• PROVIDED RECORDS:
-- -- --

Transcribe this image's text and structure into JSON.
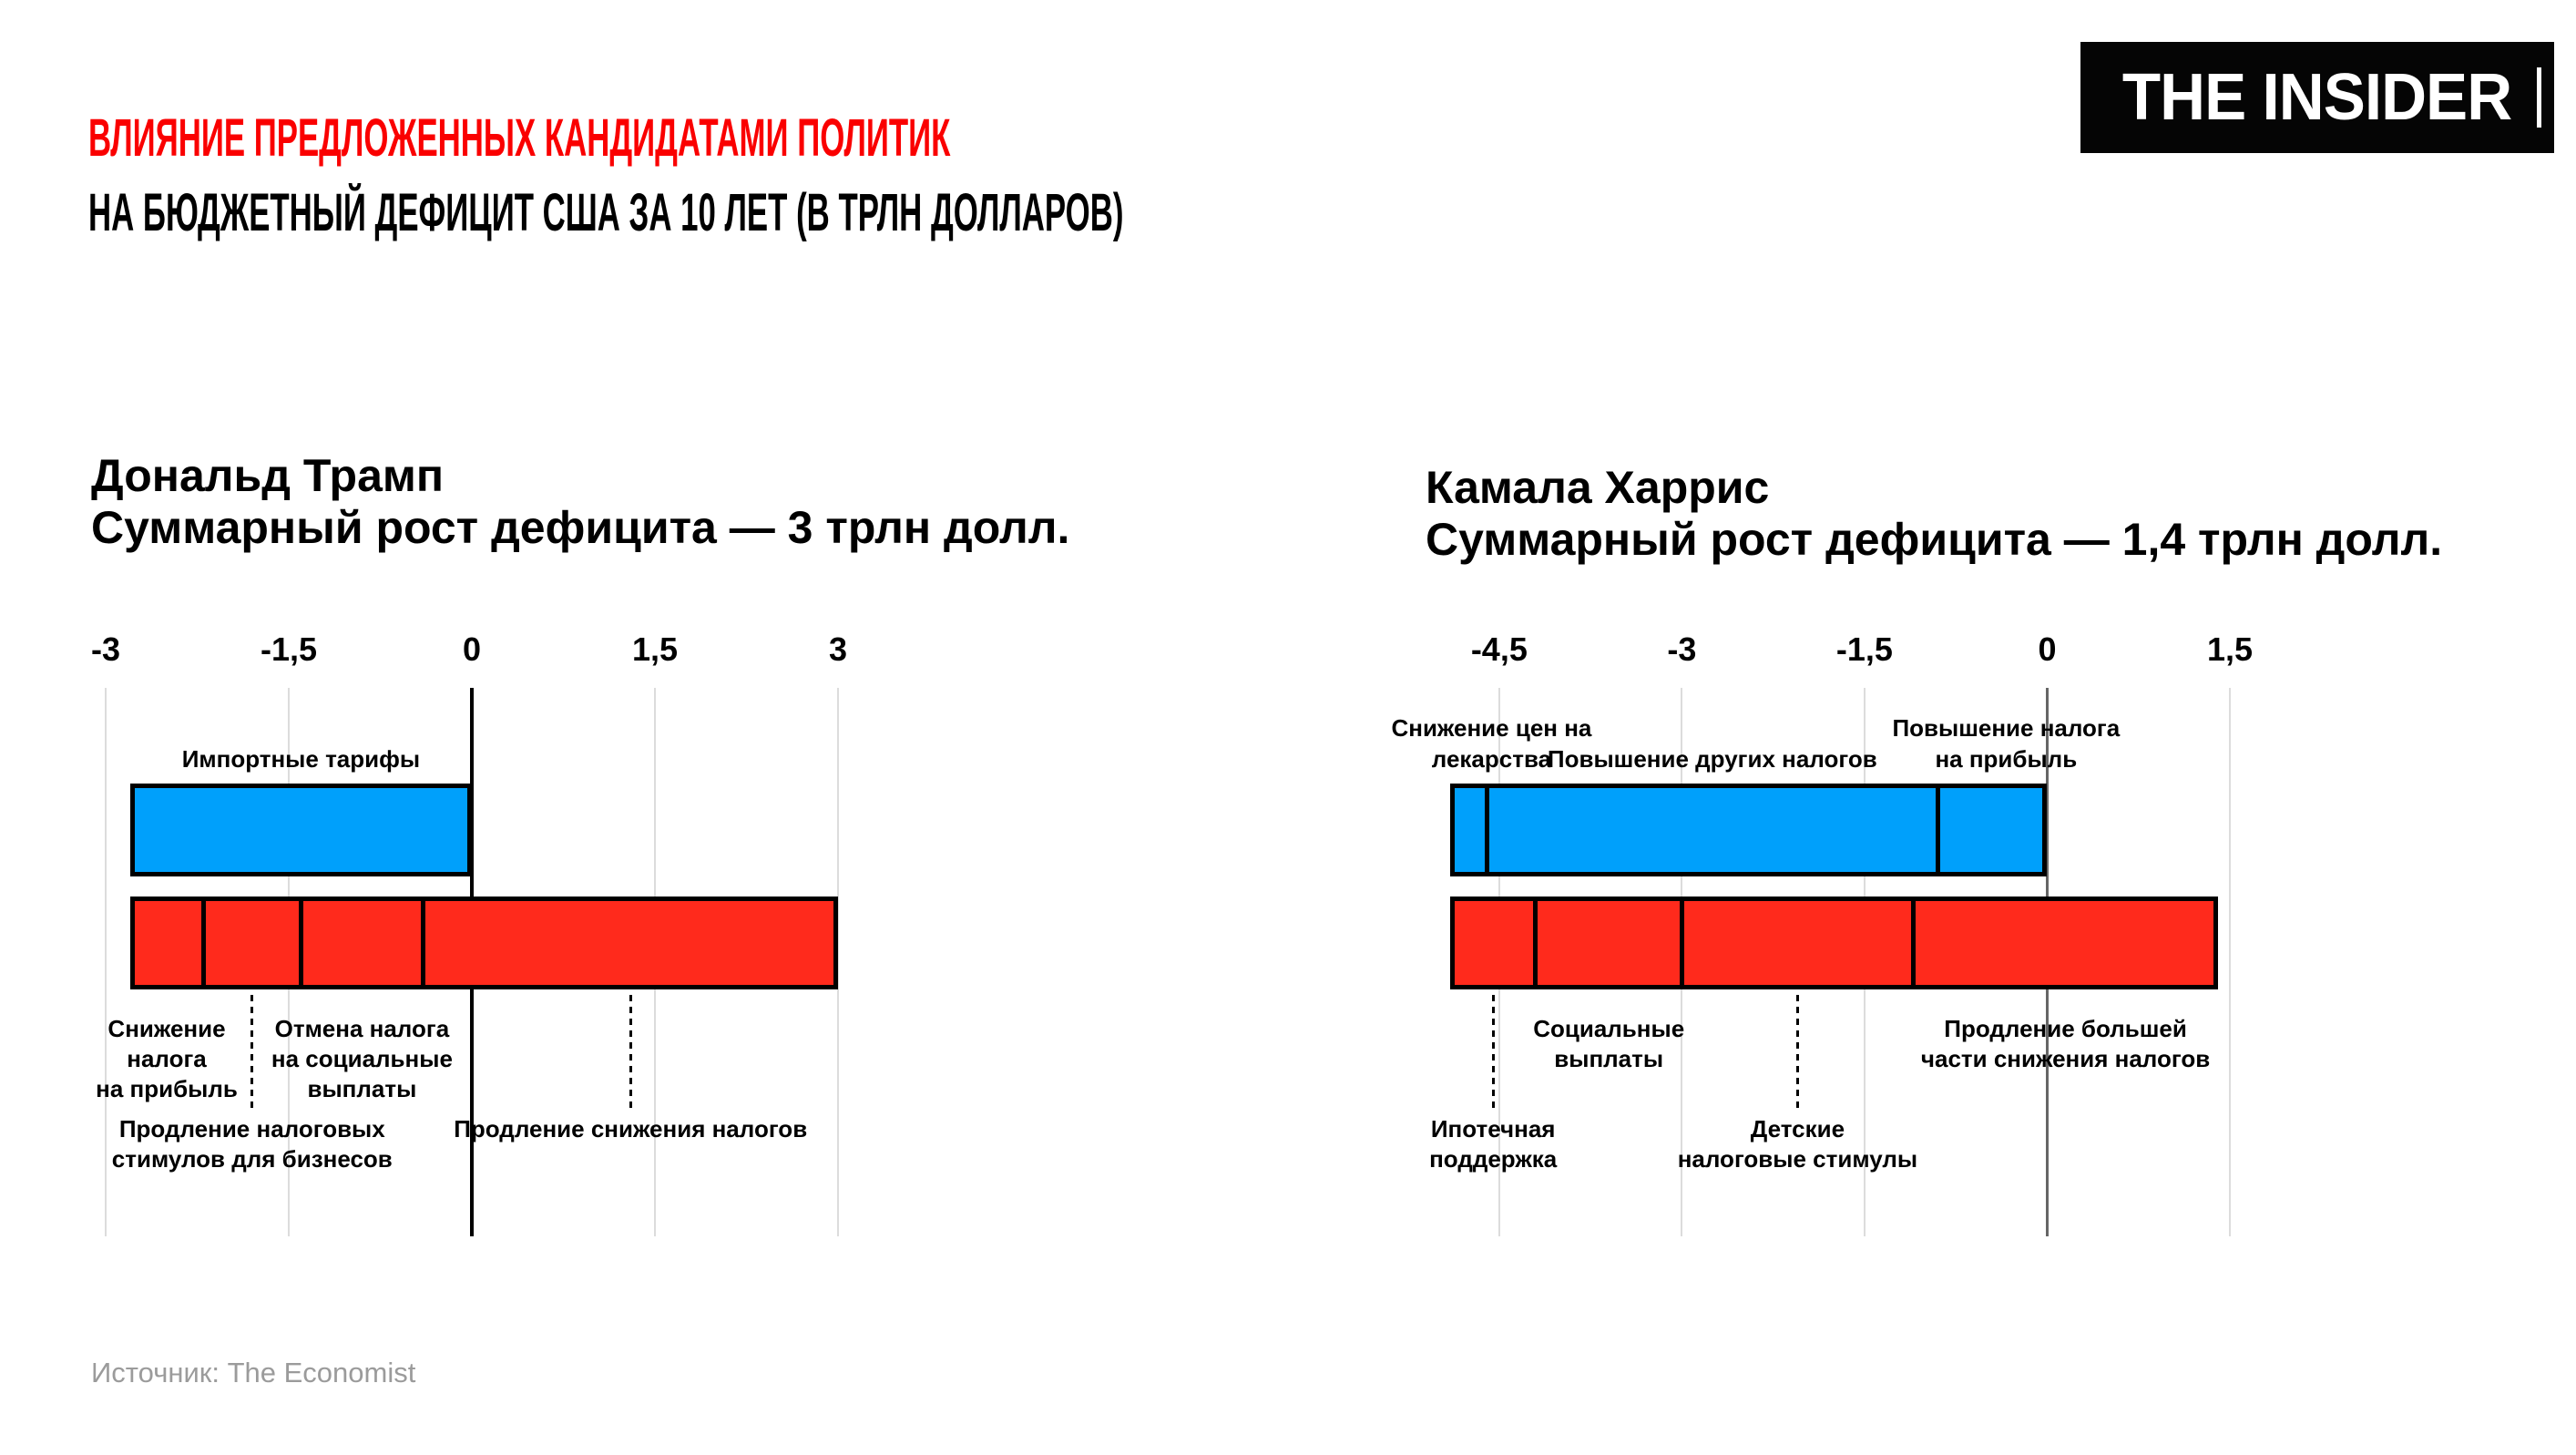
{
  "header": {
    "title_line1": "ВЛИЯНИЕ ПРЕДЛОЖЕННЫХ КАНДИДАТАМИ ПОЛИТИК",
    "title_line2": "НА БЮДЖЕТНЫЙ ДЕФИЦИТ США ЗА 10 ЛЕТ (В ТРЛН ДОЛЛАРОВ)",
    "title_color": "#FA0000",
    "logo_text": "THE INSIDER"
  },
  "footer": {
    "source": "Источник: The Economist"
  },
  "colors": {
    "title_red": "#FA0000",
    "increase_fill": "#FF2A1C",
    "decrease_fill": "#00A0FB",
    "gridline": "#dcdcdc",
    "zero_line_left": "#000000",
    "zero_line_right": "#666666",
    "source_gray": "#9b9b9b"
  },
  "chart_data": [
    {
      "type": "bar",
      "variant": "diverging-stacked-horizontal",
      "candidate": "Дональд Трамп",
      "subtitle": "Суммарный рост дефицита — 3 трлн долл.",
      "net_deficit_growth_trn": 3,
      "unit": "трлн долларов",
      "axis_range": [
        -3,
        3
      ],
      "ticks": [
        {
          "label": "-3",
          "value": -3
        },
        {
          "label": "-1,5",
          "value": -1.5
        },
        {
          "label": "0",
          "value": 0
        },
        {
          "label": "1,5",
          "value": 1.5
        },
        {
          "label": "3",
          "value": 3
        }
      ],
      "decrease_segments": [
        {
          "label": "Импортные тарифы",
          "label_lines": [
            "Импортные тарифы"
          ],
          "value_trn": -2.8
        }
      ],
      "increase_segments": [
        {
          "label": "Снижение налога на прибыль",
          "label_lines": [
            "Снижение",
            "налога",
            "на прибыль"
          ],
          "value_trn": 0.6,
          "label_row": 1
        },
        {
          "label": "Продление налоговых стимулов для бизнесов",
          "label_lines": [
            "Продление налоговых",
            "стимулов для бизнесов"
          ],
          "value_trn": 0.8,
          "label_row": 2
        },
        {
          "label": "Отмена налога на социальные выплаты",
          "label_lines": [
            "Отмена налога",
            "на социальные",
            "выплаты"
          ],
          "value_trn": 1.0,
          "label_row": 1
        },
        {
          "label": "Продление снижения налогов",
          "label_lines": [
            "Продление снижения налогов"
          ],
          "value_trn": 3.4,
          "label_row": 2
        }
      ]
    },
    {
      "type": "bar",
      "variant": "diverging-stacked-horizontal",
      "candidate": "Камала Харрис",
      "subtitle": "Суммарный рост дефицита — 1,4 трлн долл.",
      "net_deficit_growth_trn": 1.4,
      "unit": "трлн долларов",
      "axis_range": [
        -4.5,
        1.5
      ],
      "ticks": [
        {
          "label": "-4,5",
          "value": -4.5
        },
        {
          "label": "-3",
          "value": -3
        },
        {
          "label": "-1,5",
          "value": -1.5
        },
        {
          "label": "0",
          "value": 0
        },
        {
          "label": "1,5",
          "value": 1.5
        }
      ],
      "decrease_segments": [
        {
          "label": "Снижение цен на лекарства",
          "label_lines": [
            "Снижение цен на",
            "лекарства"
          ],
          "value_trn": -0.3
        },
        {
          "label": "Повышение других налогов",
          "label_lines": [
            "Повышение других налогов"
          ],
          "value_trn": -3.7
        },
        {
          "label": "Повышение налога на прибыль",
          "label_lines": [
            "Повышение налога",
            "на прибыль"
          ],
          "value_trn": -0.9
        }
      ],
      "increase_segments": [
        {
          "label": "Ипотечная поддержка",
          "label_lines": [
            "Ипотечная",
            "поддержка"
          ],
          "value_trn": 0.7,
          "label_row": 2
        },
        {
          "label": "Социальные выплаты",
          "label_lines": [
            "Социальные",
            "выплаты"
          ],
          "value_trn": 1.2,
          "label_row": 1
        },
        {
          "label": "Детские налоговые стимулы",
          "label_lines": [
            "Детские",
            "налоговые стимулы"
          ],
          "value_trn": 1.9,
          "label_row": 2
        },
        {
          "label": "Продление большей части снижения налогов",
          "label_lines": [
            "Продление большей",
            "части снижения налогов"
          ],
          "value_trn": 2.5,
          "label_row": 1
        }
      ]
    }
  ]
}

-- -- --

• TASK TO COMPLETE:
Lines of the material that contain the word "стимулы" are to be gathered.

• RESPONSE BELOW:
          "label": "Детские налоговые стимулы",
            "налоговые стимулы"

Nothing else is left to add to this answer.